(begin)

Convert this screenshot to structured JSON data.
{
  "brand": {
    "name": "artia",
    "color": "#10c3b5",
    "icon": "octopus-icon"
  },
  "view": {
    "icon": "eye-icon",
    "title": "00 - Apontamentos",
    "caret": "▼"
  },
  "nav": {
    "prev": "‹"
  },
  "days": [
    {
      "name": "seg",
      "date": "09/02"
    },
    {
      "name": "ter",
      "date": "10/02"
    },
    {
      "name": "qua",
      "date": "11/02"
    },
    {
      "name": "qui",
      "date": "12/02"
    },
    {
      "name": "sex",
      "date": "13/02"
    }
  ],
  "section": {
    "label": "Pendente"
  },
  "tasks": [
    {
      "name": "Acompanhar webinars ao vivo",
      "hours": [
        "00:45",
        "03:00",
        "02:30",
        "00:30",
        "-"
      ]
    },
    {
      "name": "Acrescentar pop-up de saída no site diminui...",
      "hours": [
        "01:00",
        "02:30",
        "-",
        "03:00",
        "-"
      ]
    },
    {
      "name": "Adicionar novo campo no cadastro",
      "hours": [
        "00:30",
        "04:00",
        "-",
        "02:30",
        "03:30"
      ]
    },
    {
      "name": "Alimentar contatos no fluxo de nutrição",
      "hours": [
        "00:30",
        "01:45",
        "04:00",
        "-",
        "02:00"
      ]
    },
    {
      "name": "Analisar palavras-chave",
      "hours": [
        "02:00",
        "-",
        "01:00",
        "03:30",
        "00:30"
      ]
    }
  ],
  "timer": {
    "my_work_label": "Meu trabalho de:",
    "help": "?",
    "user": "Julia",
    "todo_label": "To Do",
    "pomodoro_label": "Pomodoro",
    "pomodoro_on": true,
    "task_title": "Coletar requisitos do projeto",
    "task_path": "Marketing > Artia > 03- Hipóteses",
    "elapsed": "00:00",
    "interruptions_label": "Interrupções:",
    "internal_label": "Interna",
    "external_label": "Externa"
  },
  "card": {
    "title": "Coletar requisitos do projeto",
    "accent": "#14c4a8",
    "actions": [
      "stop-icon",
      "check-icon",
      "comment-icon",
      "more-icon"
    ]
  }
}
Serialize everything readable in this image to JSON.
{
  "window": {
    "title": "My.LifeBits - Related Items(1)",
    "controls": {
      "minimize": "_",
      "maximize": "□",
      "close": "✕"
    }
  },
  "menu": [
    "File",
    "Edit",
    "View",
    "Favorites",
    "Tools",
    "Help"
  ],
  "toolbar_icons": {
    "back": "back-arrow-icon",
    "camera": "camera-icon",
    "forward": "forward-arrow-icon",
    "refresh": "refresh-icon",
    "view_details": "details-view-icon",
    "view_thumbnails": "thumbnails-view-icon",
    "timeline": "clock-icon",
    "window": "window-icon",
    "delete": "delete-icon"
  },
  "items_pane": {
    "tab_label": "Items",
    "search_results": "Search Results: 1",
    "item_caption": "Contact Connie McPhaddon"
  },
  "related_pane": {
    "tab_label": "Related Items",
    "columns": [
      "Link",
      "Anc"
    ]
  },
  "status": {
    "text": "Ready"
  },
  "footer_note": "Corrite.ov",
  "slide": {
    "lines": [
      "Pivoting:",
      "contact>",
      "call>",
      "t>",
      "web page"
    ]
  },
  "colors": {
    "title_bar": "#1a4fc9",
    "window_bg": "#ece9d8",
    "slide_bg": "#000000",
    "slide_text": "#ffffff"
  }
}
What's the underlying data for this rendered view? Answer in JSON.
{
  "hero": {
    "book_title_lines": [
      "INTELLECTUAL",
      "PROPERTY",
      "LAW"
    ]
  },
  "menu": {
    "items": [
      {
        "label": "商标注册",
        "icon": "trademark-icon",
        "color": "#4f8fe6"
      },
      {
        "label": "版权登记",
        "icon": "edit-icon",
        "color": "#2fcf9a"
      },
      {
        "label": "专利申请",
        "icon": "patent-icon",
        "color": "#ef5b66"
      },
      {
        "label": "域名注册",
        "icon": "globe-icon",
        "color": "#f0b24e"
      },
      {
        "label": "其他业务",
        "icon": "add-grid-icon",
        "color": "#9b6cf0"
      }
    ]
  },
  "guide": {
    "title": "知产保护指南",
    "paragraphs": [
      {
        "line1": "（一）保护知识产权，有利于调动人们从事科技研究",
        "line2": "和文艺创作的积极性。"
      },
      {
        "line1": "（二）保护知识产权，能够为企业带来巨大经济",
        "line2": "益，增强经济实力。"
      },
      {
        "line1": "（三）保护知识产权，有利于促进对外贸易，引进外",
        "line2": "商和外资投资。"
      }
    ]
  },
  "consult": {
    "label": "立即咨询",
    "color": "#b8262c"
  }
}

(end)

▶ _EXERCISE REQUIREMENTS_
Out of the records, collect only those lines that contain the string "date".

▶ _SOLUTION TO THIS EXERCISE_
      "date": "09/02"
      "date": "10/02"
      "date": "11/02"
      "date": "12/02"
      "date": "13/02"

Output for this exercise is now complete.